STORED ROWS –
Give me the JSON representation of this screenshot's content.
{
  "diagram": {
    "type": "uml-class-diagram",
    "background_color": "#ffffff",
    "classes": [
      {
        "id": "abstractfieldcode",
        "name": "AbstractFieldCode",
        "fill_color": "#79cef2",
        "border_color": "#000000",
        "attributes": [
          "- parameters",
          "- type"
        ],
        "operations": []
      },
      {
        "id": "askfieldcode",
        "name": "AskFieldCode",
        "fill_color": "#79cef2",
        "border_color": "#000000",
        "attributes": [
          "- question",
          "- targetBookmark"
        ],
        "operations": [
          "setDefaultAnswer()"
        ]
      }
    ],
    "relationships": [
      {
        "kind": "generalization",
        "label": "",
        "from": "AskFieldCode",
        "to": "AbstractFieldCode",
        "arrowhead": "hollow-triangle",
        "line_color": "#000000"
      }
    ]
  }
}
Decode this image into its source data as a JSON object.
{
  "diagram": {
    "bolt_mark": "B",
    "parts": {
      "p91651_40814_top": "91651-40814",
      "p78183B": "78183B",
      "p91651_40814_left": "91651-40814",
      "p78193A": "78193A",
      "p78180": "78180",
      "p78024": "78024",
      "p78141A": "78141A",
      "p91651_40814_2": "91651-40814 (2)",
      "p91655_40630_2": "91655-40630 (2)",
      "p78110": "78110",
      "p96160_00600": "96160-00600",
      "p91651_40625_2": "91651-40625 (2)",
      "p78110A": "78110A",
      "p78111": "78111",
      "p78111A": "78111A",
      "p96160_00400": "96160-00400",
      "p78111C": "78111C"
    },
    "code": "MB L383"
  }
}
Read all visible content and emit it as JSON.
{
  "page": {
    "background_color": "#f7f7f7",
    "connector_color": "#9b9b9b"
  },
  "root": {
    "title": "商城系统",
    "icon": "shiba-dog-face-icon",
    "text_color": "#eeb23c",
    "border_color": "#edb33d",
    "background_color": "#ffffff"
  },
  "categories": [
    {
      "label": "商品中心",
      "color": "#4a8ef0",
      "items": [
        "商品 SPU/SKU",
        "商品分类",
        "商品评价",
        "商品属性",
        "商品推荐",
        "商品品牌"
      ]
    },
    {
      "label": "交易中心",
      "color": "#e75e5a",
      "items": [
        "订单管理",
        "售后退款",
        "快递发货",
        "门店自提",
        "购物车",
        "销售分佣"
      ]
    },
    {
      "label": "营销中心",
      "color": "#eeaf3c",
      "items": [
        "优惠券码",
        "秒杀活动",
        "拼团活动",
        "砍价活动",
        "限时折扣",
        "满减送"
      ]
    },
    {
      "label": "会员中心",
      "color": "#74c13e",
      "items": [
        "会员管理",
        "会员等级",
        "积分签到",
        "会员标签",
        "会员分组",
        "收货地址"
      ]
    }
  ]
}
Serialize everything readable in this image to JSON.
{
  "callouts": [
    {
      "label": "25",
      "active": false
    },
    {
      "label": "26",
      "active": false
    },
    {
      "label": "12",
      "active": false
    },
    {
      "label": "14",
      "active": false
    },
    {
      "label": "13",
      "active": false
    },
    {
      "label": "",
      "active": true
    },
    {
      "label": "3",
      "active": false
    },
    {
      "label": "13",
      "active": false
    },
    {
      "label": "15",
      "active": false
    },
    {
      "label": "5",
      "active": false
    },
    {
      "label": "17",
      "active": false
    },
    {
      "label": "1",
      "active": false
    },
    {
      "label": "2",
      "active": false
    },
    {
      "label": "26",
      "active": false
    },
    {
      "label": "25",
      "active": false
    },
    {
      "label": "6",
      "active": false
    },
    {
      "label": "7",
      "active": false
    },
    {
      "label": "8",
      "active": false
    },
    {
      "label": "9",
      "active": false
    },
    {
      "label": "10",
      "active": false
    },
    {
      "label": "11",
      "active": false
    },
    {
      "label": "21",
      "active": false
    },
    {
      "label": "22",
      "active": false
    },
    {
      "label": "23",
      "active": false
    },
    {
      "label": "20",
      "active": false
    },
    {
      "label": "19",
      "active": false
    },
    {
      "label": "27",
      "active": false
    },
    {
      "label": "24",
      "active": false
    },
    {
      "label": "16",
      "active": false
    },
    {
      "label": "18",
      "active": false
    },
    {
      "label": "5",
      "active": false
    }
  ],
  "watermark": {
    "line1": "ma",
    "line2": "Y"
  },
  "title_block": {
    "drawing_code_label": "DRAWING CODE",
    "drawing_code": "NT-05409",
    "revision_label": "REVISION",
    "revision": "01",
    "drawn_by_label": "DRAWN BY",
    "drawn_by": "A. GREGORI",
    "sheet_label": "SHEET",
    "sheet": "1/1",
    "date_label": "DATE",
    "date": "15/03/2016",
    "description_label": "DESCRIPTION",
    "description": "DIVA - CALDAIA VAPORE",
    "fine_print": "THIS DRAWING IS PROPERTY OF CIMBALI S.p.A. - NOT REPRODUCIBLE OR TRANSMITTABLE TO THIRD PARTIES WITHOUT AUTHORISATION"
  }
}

PROMPT – Write an exact transcription of every entry above.

FINISHED TASK –
Give me the JSON representation of this screenshot's content.
{
  "diagram": {
    "type": "uml-class-diagram",
    "background_color": "#ffffff",
    "classes": [
      {
        "id": "abstractfieldcode",
        "name": "AbstractFieldCode",
        "fill_color": "#79cef2",
        "border_color": "#000000",
        "attributes": [
          "- parameters",
          "- type"
        ],
        "operations": []
      },
      {
        "id": "askfieldcode",
        "name": "AskFieldCode",
        "fill_color": "#79cef2",
        "border_color": "#000000",
        "attributes": [
          "- question",
          "- targetBookmark"
        ],
        "operations": [
          "setDefaultAnswer()"
        ]
      }
    ],
    "relationships": [
      {
        "kind": "generalization",
        "label": "",
        "from": "AskFieldCode",
        "to": "AbstractFieldCode",
        "arrowhead": "hollow-triangle",
        "line_color": "#000000"
      }
    ]
  }
}
Decode this image into its source data as a JSON object.
{
  "diagram": {
    "bolt_mark": "B",
    "parts": {
      "p91651_40814_top": "91651-40814",
      "p78183B": "78183B",
      "p91651_40814_left": "91651-40814",
      "p78193A": "78193A",
      "p78180": "78180",
      "p78024": "78024",
      "p78141A": "78141A",
      "p91651_40814_2": "91651-40814 (2)",
      "p91655_40630_2": "91655-40630 (2)",
      "p78110": "78110",
      "p96160_00600": "96160-00600",
      "p91651_40625_2": "91651-40625 (2)",
      "p78110A": "78110A",
      "p78111": "78111",
      "p78111A": "78111A",
      "p96160_00400": "96160-00400",
      "p78111C": "78111C"
    },
    "code": "MB L383"
  }
}
Read all visible content and emit it as JSON.
{
  "page": {
    "background_color": "#f7f7f7",
    "connector_color": "#9b9b9b"
  },
  "root": {
    "title": "商城系统",
    "icon": "shiba-dog-face-icon",
    "text_color": "#eeb23c",
    "border_color": "#edb33d",
    "background_color": "#ffffff"
  },
  "categories": [
    {
      "label": "商品中心",
      "color": "#4a8ef0",
      "items": [
        "商品 SPU/SKU",
        "商品分类",
        "商品评价",
        "商品属性",
        "商品推荐",
        "商品品牌"
      ]
    },
    {
      "label": "交易中心",
      "color": "#e75e5a",
      "items": [
        "订单管理",
        "售后退款",
        "快递发货",
        "门店自提",
        "购物车",
        "销售分佣"
      ]
    },
    {
      "label": "营销中心",
      "color": "#eeaf3c",
      "items": [
        "优惠券码",
        "秒杀活动",
        "拼团活动",
        "砍价活动",
        "限时折扣",
        "满减送"
      ]
    },
    {
      "label": "会员中心",
      "color": "#74c13e",
      "items": [
        "会员管理",
        "会员等级",
        "积分签到",
        "会员标签",
        "会员分组",
        "收货地址"
      ]
    }
  ]
}
Serialize everything readable in this image to JSON.
{
  "callouts": [
    {
      "label": "25",
      "active": false
    },
    {
      "label": "26",
      "active": false
    },
    {
      "label": "12",
      "active": false
    },
    {
      "label": "14",
      "active": false
    },
    {
      "label": "13",
      "active": false
    },
    {
      "label": "",
      "active": true
    },
    {
      "label": "3",
      "active": false
    },
    {
      "label": "13",
      "active": false
    },
    {
      "label": "15",
      "active": false
    },
    {
      "label": "5",
      "active": false
    },
    {
      "label": "17",
      "active": false
    },
    {
      "label": "1",
      "active": false
    },
    {
      "label": "2",
      "active": false
    },
    {
      "label": "26",
      "active": false
    },
    {
      "label": "25",
      "active": false
    },
    {
      "label": "6",
      "active": false
    },
    {
      "label": "7",
      "active": false
    },
    {
      "label": "8",
      "active": false
    },
    {
      "label": "9",
      "active": false
    },
    {
      "label": "10",
      "active": false
    },
    {
      "label": "11",
      "active": false
    },
    {
      "label": "21",
      "active": false
    },
    {
      "label": "22",
      "active": false
    },
    {
      "label": "23",
      "active": false
    },
    {
      "label": "20",
      "active": false
    },
    {
      "label": "19",
      "active": false
    },
    {
      "label": "27",
      "active": false
    },
    {
      "label": "24",
      "active": false
    },
    {
      "label": "16",
      "active": false
    },
    {
      "label": "18",
      "active": false
    },
    {
      "label": "5",
      "active": false
    }
  ],
  "watermark": {
    "line1": "ma",
    "line2": "Y"
  },
  "title_block": {
    "drawing_code_label": "DRAWING CODE",
    "drawing_code": "NT-05409",
    "revision_label": "REVISION",
    "revision": "01",
    "drawn_by_label": "DRAWN BY",
    "drawn_by": "A. GREGORI",
    "sheet_label": "SHEET",
    "sheet": "1/1",
    "date_label": "DATE",
    "date": "15/03/2016",
    "description_label": "DESCRIPTION",
    "description": "DIVA - CALDAIA VAPORE",
    "fine_print": "THIS DRAWING IS PROPERTY OF CIMBALI S.p.A. - NOT REPRODUCIBLE OR TRANSMITTABLE TO THIRD PARTIES WITHOUT AUTHORISATION"
  }
}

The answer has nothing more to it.